## CHALLENGE
Copy out each line of the data that holds the word "error".

## DATA ROWS
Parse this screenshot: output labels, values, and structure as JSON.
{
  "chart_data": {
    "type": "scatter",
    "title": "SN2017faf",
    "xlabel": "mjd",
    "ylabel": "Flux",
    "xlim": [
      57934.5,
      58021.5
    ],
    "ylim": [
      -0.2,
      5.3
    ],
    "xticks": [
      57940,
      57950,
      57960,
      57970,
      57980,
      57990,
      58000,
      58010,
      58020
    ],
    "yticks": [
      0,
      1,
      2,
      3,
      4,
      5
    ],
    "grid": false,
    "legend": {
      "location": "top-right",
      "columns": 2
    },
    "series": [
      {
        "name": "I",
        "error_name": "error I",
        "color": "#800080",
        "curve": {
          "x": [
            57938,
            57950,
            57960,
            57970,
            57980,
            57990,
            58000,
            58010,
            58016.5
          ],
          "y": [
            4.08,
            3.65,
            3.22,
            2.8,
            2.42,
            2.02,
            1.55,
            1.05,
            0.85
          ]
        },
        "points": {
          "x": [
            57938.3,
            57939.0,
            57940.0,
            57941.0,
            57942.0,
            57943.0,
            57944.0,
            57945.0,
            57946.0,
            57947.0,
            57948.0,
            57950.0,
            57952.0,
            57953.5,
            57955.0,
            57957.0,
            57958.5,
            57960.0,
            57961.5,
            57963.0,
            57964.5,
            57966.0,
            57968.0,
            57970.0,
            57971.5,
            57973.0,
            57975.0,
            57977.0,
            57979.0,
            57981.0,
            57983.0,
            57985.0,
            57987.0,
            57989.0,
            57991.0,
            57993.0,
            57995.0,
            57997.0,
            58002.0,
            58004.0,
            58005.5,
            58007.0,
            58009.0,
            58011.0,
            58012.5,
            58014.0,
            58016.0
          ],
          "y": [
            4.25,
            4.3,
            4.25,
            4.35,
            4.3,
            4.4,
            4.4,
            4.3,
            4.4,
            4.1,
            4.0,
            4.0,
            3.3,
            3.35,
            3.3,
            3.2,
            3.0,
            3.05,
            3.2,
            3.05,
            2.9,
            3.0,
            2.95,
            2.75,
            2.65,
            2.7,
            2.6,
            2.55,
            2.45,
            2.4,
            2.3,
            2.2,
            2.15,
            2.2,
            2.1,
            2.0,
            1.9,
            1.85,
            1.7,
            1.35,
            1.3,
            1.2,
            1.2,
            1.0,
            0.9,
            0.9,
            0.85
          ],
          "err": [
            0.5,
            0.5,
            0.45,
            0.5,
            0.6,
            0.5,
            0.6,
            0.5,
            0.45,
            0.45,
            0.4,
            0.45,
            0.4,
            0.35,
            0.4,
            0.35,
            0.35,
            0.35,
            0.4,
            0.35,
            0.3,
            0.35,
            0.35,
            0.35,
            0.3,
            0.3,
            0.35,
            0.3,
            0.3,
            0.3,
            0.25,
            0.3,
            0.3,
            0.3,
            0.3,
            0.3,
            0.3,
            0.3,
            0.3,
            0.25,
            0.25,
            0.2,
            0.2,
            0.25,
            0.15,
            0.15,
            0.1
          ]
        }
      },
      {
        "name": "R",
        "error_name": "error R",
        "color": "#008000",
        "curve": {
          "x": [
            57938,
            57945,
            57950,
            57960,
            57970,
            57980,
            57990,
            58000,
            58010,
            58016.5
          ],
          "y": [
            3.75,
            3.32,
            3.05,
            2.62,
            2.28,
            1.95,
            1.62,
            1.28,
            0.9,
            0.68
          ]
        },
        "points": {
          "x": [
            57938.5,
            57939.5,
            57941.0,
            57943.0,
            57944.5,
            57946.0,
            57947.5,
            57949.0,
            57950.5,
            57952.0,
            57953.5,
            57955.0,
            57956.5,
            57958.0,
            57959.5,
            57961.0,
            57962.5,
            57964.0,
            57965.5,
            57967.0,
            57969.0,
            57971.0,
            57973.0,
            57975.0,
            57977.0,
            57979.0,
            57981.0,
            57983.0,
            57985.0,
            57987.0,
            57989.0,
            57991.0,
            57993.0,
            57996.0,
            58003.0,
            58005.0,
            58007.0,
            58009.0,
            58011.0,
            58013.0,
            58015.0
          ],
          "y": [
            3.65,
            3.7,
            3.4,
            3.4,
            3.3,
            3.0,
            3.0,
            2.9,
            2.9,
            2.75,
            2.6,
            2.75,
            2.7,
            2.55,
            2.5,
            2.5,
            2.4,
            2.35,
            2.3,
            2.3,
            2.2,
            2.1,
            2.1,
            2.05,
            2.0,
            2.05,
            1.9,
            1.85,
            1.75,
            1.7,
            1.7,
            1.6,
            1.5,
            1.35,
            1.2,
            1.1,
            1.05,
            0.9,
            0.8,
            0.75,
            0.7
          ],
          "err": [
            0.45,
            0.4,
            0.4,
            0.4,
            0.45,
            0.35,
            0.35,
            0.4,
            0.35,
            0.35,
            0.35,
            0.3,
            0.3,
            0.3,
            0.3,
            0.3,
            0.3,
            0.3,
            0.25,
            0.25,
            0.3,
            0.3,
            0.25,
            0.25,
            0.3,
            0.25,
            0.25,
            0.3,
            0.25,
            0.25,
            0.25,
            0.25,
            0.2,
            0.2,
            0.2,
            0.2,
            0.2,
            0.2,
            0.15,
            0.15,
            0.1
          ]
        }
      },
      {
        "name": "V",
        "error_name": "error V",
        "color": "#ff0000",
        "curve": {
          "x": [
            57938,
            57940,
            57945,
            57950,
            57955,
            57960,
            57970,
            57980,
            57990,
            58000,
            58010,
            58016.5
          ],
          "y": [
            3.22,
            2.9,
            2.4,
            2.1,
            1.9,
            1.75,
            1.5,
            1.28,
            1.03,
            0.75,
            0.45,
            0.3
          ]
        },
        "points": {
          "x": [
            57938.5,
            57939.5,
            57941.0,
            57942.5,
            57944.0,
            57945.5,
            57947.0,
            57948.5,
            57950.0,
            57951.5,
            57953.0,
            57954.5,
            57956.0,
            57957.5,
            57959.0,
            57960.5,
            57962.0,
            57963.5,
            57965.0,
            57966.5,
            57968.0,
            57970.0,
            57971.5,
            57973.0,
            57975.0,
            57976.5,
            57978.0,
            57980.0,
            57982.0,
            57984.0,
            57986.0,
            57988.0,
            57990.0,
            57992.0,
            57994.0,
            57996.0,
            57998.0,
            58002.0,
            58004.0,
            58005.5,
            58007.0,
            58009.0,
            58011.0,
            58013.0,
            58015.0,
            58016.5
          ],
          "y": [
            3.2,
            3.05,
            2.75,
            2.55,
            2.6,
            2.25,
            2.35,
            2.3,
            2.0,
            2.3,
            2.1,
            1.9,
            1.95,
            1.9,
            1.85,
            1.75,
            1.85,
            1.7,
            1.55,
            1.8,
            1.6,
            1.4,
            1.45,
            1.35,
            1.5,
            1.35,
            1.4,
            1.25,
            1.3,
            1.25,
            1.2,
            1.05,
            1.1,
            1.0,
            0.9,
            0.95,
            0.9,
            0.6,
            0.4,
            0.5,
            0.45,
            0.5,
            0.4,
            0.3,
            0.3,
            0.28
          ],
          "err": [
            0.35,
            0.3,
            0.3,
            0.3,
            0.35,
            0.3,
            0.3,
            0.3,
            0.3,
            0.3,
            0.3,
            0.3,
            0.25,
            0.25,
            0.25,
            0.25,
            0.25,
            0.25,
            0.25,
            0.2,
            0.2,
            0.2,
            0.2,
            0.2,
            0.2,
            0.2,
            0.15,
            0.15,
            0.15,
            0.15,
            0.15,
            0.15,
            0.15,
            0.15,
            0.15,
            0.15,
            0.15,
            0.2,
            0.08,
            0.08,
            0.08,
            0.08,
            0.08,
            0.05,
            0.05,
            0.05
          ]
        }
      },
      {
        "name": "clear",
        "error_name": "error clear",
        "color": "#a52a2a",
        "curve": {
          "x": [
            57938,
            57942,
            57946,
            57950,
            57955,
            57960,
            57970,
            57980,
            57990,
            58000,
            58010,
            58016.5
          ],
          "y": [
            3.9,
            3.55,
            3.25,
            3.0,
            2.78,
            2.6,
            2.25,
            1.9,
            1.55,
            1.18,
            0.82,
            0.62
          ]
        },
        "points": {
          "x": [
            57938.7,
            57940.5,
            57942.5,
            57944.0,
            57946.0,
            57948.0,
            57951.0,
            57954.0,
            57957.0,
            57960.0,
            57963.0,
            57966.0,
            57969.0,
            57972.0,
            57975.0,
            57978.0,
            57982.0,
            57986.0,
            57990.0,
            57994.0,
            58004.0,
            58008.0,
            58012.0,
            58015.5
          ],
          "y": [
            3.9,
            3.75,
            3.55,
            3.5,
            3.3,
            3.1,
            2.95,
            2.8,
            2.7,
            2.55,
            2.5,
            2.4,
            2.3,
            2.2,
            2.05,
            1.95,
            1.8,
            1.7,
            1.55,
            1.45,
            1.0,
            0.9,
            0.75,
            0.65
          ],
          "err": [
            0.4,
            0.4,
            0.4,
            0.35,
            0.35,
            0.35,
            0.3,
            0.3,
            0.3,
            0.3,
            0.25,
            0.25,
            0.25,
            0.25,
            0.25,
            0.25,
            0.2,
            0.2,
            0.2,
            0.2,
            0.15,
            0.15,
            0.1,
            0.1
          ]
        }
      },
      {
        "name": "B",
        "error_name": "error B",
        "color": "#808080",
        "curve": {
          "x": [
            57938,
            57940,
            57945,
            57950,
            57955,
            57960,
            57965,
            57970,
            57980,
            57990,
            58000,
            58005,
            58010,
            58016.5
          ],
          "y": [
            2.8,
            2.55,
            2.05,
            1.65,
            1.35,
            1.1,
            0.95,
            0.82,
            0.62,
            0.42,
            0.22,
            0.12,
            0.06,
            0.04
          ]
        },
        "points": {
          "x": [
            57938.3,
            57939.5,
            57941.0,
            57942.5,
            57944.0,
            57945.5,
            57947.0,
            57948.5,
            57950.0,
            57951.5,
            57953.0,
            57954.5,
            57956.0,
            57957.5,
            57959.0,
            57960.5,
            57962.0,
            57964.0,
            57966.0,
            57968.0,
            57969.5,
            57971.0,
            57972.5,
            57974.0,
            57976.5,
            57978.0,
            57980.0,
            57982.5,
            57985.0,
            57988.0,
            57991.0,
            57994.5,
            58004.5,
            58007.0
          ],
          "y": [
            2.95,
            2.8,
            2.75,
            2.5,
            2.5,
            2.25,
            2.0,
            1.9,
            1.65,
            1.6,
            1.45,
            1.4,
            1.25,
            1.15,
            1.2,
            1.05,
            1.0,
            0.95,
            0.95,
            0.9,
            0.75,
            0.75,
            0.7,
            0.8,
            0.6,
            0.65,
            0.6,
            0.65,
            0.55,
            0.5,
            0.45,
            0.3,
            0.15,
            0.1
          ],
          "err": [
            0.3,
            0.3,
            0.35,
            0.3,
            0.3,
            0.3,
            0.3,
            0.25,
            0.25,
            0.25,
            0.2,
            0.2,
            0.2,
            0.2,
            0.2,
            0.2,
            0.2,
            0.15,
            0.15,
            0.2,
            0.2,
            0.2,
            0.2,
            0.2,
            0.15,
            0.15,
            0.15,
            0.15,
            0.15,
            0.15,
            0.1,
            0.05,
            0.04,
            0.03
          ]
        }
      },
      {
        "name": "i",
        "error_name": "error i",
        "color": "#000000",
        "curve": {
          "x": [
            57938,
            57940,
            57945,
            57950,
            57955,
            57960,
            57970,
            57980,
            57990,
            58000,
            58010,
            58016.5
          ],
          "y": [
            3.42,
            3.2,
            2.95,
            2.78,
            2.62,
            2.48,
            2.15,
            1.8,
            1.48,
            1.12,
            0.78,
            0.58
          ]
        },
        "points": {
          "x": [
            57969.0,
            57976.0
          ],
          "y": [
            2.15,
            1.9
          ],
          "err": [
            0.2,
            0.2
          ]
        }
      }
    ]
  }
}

## FINAL ANSWER
        "error_name": "error I",
        "error_name": "error R",
        "error_name": "error V",
        "error_name": "error clear",
        "error_name": "error B",
        "error_name": "error i",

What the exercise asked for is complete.